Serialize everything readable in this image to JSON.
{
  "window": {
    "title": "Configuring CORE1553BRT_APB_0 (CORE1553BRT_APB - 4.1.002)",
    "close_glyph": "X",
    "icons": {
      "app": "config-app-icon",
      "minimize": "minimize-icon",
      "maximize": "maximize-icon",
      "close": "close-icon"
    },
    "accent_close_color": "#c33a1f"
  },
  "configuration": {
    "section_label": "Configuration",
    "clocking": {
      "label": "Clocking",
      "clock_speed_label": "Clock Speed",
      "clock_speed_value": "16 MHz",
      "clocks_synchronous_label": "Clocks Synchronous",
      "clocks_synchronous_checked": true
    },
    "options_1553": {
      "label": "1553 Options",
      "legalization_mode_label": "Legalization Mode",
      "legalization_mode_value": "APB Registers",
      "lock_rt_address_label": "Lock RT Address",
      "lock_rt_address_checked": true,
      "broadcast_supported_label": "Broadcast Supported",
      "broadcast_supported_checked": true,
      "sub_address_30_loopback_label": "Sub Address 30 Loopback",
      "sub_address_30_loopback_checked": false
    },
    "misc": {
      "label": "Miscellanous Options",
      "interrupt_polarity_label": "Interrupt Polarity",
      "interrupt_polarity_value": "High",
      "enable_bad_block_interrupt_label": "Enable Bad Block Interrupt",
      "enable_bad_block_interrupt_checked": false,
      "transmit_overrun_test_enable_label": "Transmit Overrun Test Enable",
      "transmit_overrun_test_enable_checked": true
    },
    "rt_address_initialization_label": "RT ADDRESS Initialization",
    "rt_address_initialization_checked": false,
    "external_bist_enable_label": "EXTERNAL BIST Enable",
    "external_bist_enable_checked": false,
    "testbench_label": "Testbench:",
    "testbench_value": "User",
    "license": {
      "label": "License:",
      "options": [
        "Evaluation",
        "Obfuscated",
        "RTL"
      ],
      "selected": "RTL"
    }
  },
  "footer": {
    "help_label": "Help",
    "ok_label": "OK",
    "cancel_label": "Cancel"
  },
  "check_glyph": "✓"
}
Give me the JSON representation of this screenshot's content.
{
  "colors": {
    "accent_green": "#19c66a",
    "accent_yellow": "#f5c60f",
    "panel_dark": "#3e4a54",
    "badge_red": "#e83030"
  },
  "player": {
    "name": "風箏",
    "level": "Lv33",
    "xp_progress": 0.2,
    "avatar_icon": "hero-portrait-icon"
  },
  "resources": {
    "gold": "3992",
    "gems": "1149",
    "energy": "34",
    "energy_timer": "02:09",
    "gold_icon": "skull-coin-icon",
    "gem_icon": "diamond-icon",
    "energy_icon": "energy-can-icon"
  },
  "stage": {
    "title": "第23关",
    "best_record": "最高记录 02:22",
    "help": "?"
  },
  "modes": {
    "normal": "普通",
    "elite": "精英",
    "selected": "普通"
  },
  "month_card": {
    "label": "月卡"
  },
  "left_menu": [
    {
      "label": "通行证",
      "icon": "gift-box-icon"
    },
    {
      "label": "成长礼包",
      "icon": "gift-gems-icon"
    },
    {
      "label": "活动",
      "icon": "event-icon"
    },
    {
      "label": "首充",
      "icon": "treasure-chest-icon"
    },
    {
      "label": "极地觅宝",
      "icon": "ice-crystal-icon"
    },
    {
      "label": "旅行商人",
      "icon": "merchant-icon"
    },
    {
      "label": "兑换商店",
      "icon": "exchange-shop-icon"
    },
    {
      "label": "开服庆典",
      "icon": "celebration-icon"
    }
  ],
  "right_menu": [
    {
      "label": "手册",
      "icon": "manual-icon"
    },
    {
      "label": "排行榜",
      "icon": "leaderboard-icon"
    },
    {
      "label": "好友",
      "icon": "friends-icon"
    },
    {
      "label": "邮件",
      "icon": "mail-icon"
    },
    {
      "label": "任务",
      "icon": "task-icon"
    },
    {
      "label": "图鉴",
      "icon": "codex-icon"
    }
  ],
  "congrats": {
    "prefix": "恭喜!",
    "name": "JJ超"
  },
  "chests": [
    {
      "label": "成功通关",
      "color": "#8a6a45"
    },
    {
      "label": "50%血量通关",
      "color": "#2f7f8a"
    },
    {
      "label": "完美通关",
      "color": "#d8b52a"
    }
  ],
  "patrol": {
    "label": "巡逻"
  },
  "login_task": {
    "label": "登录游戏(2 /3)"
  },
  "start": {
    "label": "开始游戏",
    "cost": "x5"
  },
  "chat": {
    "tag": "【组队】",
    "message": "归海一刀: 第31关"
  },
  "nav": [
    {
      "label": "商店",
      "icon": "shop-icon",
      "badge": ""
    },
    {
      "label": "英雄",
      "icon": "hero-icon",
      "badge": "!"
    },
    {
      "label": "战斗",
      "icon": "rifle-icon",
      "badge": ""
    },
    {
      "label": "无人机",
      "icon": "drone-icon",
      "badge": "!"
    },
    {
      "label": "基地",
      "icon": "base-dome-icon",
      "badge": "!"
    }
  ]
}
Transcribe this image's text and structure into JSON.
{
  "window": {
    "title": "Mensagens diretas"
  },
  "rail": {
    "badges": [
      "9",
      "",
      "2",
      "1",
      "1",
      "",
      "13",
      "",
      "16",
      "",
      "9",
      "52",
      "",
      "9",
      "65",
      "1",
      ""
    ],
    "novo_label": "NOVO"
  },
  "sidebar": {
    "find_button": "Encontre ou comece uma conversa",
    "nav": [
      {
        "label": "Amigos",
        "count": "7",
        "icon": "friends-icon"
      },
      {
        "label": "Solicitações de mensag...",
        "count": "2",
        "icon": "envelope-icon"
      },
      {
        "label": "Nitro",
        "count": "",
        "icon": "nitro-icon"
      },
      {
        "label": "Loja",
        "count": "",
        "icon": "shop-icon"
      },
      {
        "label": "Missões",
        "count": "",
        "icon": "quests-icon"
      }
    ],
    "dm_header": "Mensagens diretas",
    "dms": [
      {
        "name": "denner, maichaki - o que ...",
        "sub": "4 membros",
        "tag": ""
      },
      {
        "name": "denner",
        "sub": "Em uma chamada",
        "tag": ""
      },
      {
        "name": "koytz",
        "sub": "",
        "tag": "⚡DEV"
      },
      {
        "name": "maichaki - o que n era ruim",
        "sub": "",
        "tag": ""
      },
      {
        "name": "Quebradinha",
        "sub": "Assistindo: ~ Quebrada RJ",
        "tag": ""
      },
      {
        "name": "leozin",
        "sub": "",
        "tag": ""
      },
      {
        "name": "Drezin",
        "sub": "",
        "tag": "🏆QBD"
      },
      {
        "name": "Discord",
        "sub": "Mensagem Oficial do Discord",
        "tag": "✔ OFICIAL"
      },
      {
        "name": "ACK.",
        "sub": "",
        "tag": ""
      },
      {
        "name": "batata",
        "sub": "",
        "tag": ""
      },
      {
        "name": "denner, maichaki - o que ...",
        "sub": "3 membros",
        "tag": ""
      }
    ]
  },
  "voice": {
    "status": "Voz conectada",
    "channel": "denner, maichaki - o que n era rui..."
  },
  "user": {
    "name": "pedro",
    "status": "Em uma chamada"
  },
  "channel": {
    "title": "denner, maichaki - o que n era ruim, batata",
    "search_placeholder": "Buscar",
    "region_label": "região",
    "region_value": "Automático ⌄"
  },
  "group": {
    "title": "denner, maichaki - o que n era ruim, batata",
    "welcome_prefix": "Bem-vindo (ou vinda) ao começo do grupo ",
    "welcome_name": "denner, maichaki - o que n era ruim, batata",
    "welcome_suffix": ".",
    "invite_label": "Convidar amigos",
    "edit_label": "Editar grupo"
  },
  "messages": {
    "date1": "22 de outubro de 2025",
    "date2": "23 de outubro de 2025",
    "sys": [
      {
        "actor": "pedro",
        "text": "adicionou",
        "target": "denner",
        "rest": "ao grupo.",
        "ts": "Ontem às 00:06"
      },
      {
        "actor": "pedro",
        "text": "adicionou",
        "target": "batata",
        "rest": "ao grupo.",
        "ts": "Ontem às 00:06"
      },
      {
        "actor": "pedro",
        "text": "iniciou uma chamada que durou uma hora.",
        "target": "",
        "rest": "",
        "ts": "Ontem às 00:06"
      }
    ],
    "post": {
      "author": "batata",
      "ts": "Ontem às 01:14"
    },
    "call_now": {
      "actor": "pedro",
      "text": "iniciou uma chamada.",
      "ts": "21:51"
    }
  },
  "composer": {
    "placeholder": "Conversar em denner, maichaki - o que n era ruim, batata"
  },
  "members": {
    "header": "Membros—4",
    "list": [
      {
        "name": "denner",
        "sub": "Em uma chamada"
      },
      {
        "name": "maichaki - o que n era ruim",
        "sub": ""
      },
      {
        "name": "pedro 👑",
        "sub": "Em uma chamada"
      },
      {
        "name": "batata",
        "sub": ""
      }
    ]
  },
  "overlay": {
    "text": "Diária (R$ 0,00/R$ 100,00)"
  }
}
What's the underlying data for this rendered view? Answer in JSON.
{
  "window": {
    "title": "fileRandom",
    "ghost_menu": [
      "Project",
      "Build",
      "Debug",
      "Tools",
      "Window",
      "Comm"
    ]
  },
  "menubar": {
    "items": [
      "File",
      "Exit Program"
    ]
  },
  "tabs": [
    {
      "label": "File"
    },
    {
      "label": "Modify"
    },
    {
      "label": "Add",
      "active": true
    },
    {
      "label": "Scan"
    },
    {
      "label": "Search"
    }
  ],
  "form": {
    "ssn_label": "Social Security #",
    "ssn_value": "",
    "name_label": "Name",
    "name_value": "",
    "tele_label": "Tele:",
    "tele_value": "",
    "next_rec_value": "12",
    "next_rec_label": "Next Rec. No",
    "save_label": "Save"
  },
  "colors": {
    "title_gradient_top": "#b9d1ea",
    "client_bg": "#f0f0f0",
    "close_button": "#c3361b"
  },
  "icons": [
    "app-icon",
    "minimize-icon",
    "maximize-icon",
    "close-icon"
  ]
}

|---|

SHORT TASK => Quote only the lines from the line containing "What's the underlying" through the end of the entries, keeping the first and the last.

TASK RESULT =>
What's the underlying data for this rendered view? Answer in JSON.
{
  "window": {
    "title": "fileRandom",
    "ghost_menu": [
      "Project",
      "Build",
      "Debug",
      "Tools",
      "Window",
      "Comm"
    ]
  },
  "menubar": {
    "items": [
      "File",
      "Exit Program"
    ]
  },
  "tabs": [
    {
      "label": "File"
    },
    {
      "label": "Modify"
    },
    {
      "label": "Add",
      "active": true
    },
    {
      "label": "Scan"
    },
    {
      "label": "Search"
    }
  ],
  "form": {
    "ssn_label": "Social Security #",
    "ssn_value": "",
    "name_label": "Name",
    "name_value": "",
    "tele_label": "Tele:",
    "tele_value": "",
    "next_rec_value": "12",
    "next_rec_label": "Next Rec. No",
    "save_label": "Save"
  },
  "colors": {
    "title_gradient_top": "#b9d1ea",
    "client_bg": "#f0f0f0",
    "close_button": "#c3361b"
  },
  "icons": [
    "app-icon",
    "minimize-icon",
    "maximize-icon",
    "close-icon"
  ]
}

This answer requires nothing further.